> **Short task**: Each entry below is to be given again word for word, with no pictures.
--- Start Given records ---
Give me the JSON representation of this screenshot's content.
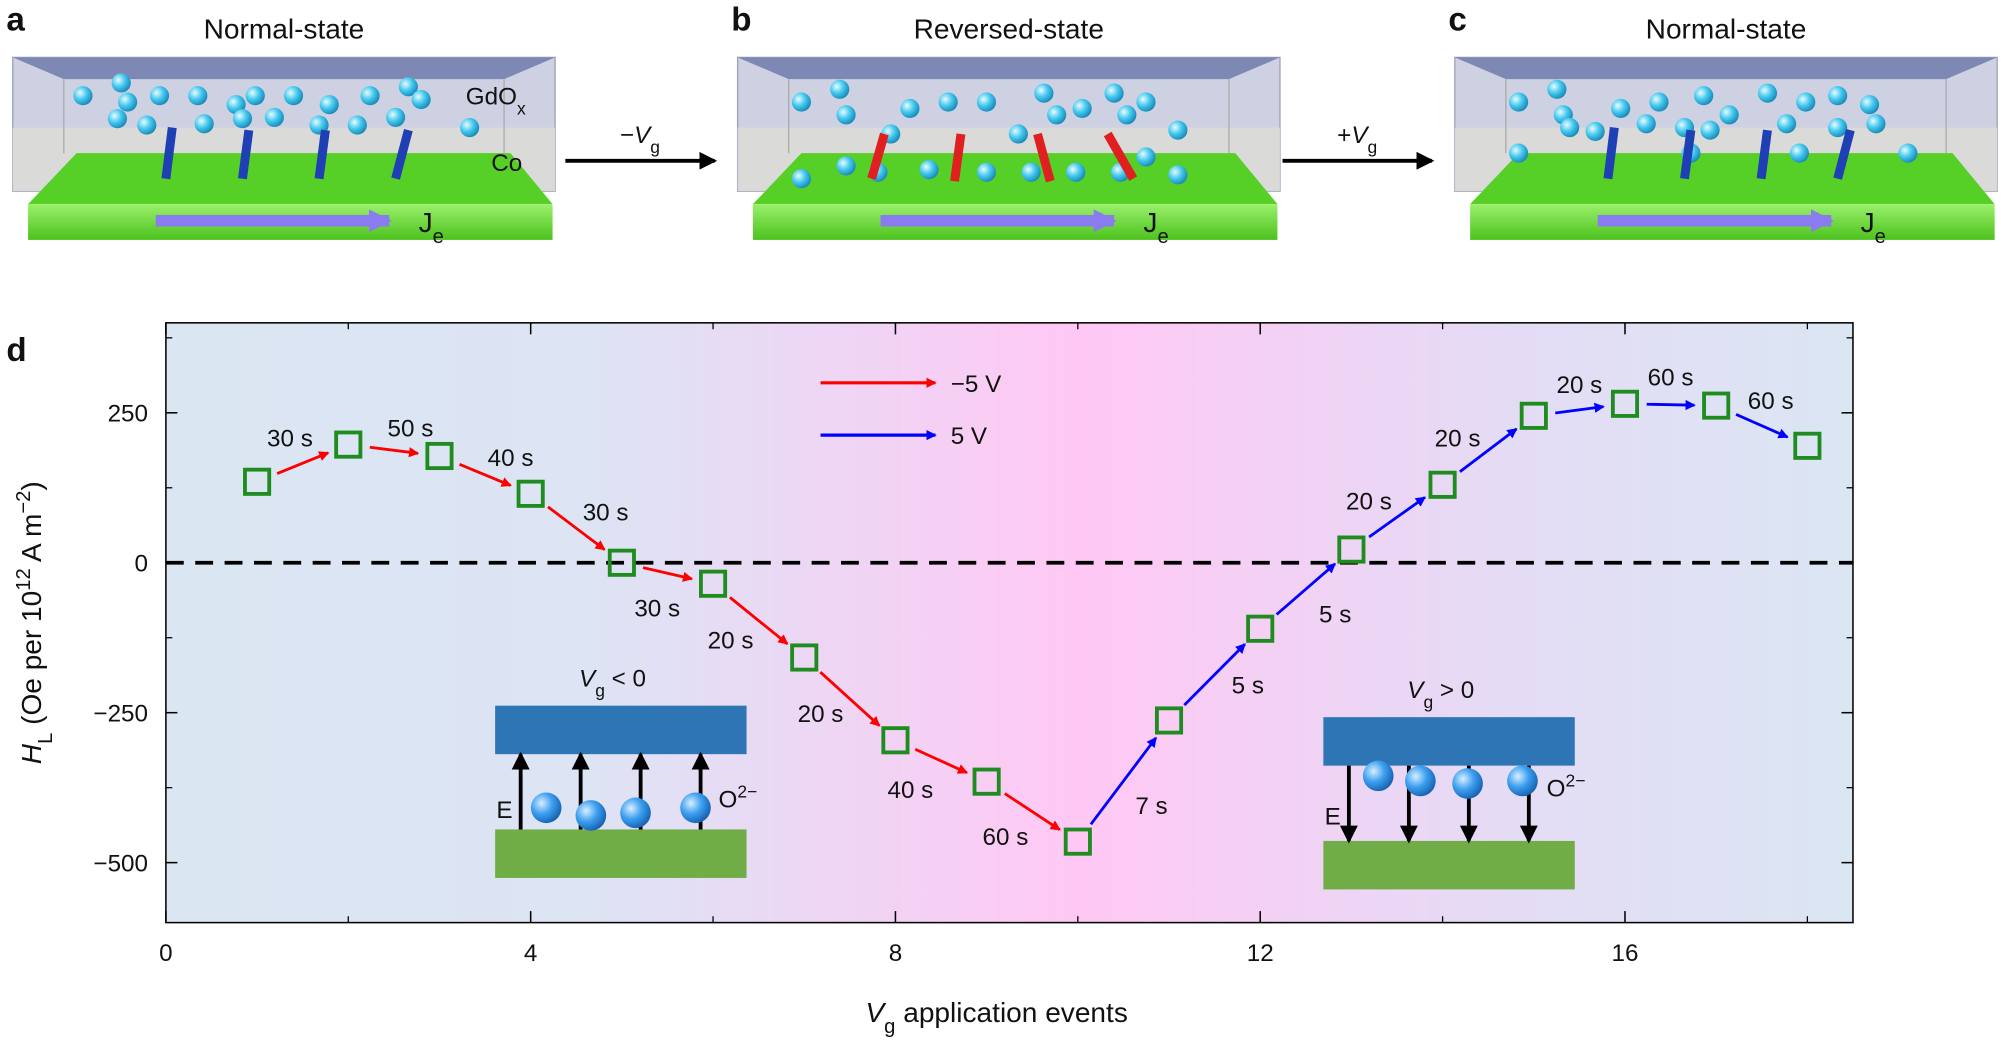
{
  "figure": {
    "panels": [
      {
        "label": "a",
        "title": "Normal-state",
        "oxide": "GdO",
        "oxide_sub": "x",
        "metal": "Co",
        "current": "J",
        "current_sub": "e"
      },
      {
        "label": "b",
        "title": "Reversed-state",
        "current": "J",
        "current_sub": "e"
      },
      {
        "label": "c",
        "title": "Normal-state",
        "current": "J",
        "current_sub": "e"
      }
    ],
    "transitions": [
      {
        "sign": "−",
        "symbol": "V",
        "sub": "g"
      },
      {
        "sign": "+",
        "symbol": "V",
        "sub": "g"
      }
    ]
  },
  "chart_data": {
    "type": "scatter",
    "panel_label": "d",
    "x": [
      1,
      2,
      3,
      4,
      5,
      6,
      7,
      8,
      9,
      10,
      11,
      12,
      13,
      14,
      15,
      16,
      17,
      18
    ],
    "y": [
      135,
      197,
      178,
      115,
      0,
      -35,
      -158,
      -296,
      -365,
      -465,
      -263,
      -110,
      22,
      130,
      245,
      265,
      262,
      195
    ],
    "marker_color": "#1e8c1e",
    "xlim": [
      0,
      18.5
    ],
    "xticks": [
      0,
      4,
      8,
      12,
      16
    ],
    "xminorticks": [
      2,
      6,
      10,
      14,
      18
    ],
    "ylim": [
      -600,
      400
    ],
    "yticks": [
      {
        "value": -500,
        "label": "−500"
      },
      {
        "value": -250,
        "label": "−250"
      },
      0,
      250
    ],
    "yminorticks": [
      -375,
      -125,
      125,
      375
    ],
    "xlabel": {
      "symbol": "V",
      "sub": "g",
      "text": " application events"
    },
    "ylabel": {
      "symbol": "H",
      "sub": "L",
      "text1": " (Oe per 10",
      "sup1": "12",
      "text2": " A m",
      "sup2": "−2",
      "text3": ")"
    },
    "steps": [
      {
        "name": "−5 V",
        "color": "#ff0000",
        "labels": [
          "30 s",
          "50 s",
          "40 s",
          "30 s",
          "30 s",
          "20 s",
          "20 s",
          "40 s",
          "60 s"
        ]
      },
      {
        "name": "5 V",
        "color": "#0000ff",
        "labels": [
          "7 s",
          "5 s",
          "5 s",
          "20 s",
          "20 s",
          "20 s",
          "60 s",
          "60 s"
        ]
      }
    ],
    "insets": [
      {
        "symbol": "V",
        "sub": "g",
        "relation": " < 0",
        "field": "E",
        "ion": "O",
        "ion_sup": "2−"
      },
      {
        "symbol": "V",
        "sub": "g",
        "relation": " > 0",
        "field": "E",
        "ion": "O",
        "ion_sup": "2−"
      }
    ]
  }
}
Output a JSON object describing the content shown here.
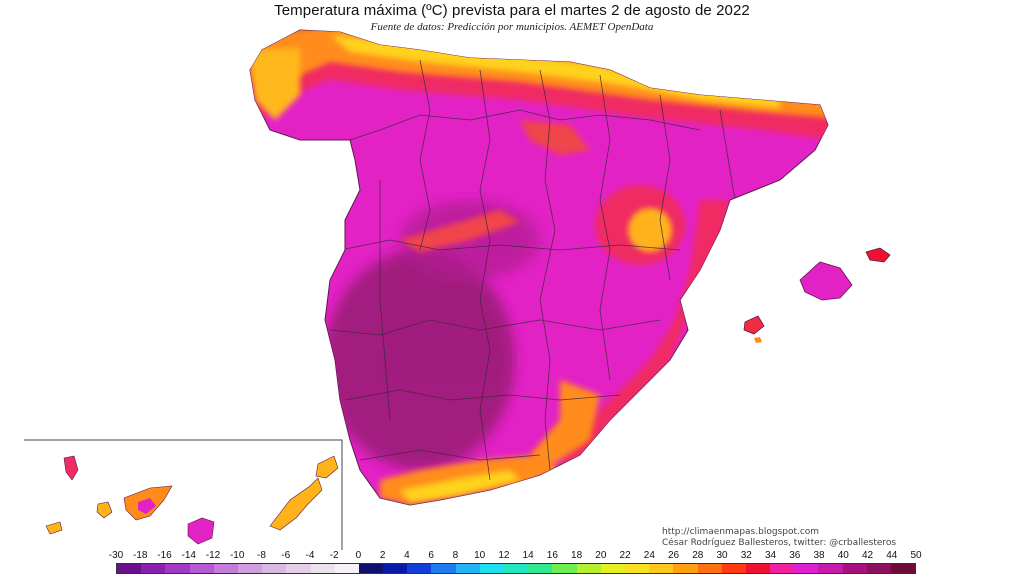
--- End Given records ---
> **Result**:
Give me the JSON representation of this screenshot's content.
{
  "figure": {
    "panels": [
      {
        "label": "a",
        "title": "Normal-state",
        "oxide": "GdO",
        "oxide_sub": "x",
        "metal": "Co",
        "current": "J",
        "current_sub": "e"
      },
      {
        "label": "b",
        "title": "Reversed-state",
        "current": "J",
        "current_sub": "e"
      },
      {
        "label": "c",
        "title": "Normal-state",
        "current": "J",
        "current_sub": "e"
      }
    ],
    "transitions": [
      {
        "sign": "−",
        "symbol": "V",
        "sub": "g"
      },
      {
        "sign": "+",
        "symbol": "V",
        "sub": "g"
      }
    ]
  },
  "chart_data": {
    "type": "scatter",
    "panel_label": "d",
    "x": [
      1,
      2,
      3,
      4,
      5,
      6,
      7,
      8,
      9,
      10,
      11,
      12,
      13,
      14,
      15,
      16,
      17,
      18
    ],
    "y": [
      135,
      197,
      178,
      115,
      0,
      -35,
      -158,
      -296,
      -365,
      -465,
      -263,
      -110,
      22,
      130,
      245,
      265,
      262,
      195
    ],
    "marker_color": "#1e8c1e",
    "xlim": [
      0,
      18.5
    ],
    "xticks": [
      0,
      4,
      8,
      12,
      16
    ],
    "xminorticks": [
      2,
      6,
      10,
      14,
      18
    ],
    "ylim": [
      -600,
      400
    ],
    "yticks": [
      {
        "value": -500,
        "label": "−500"
      },
      {
        "value": -250,
        "label": "−250"
      },
      0,
      250
    ],
    "yminorticks": [
      -375,
      -125,
      125,
      375
    ],
    "xlabel": {
      "symbol": "V",
      "sub": "g",
      "text": " application events"
    },
    "ylabel": {
      "symbol": "H",
      "sub": "L",
      "text1": " (Oe per 10",
      "sup1": "12",
      "text2": " A m",
      "sup2": "−2",
      "text3": ")"
    },
    "steps": [
      {
        "name": "−5 V",
        "color": "#ff0000",
        "labels": [
          "30 s",
          "50 s",
          "40 s",
          "30 s",
          "30 s",
          "20 s",
          "20 s",
          "40 s",
          "60 s"
        ]
      },
      {
        "name": "5 V",
        "color": "#0000ff",
        "labels": [
          "7 s",
          "5 s",
          "5 s",
          "20 s",
          "20 s",
          "20 s",
          "60 s",
          "60 s"
        ]
      }
    ],
    "insets": [
      {
        "symbol": "V",
        "sub": "g",
        "relation": " < 0",
        "field": "E",
        "ion": "O",
        "ion_sup": "2−"
      },
      {
        "symbol": "V",
        "sub": "g",
        "relation": " > 0",
        "field": "E",
        "ion": "O",
        "ion_sup": "2−"
      }
    ]
  }
}
Output a JSON object describing the content shown here.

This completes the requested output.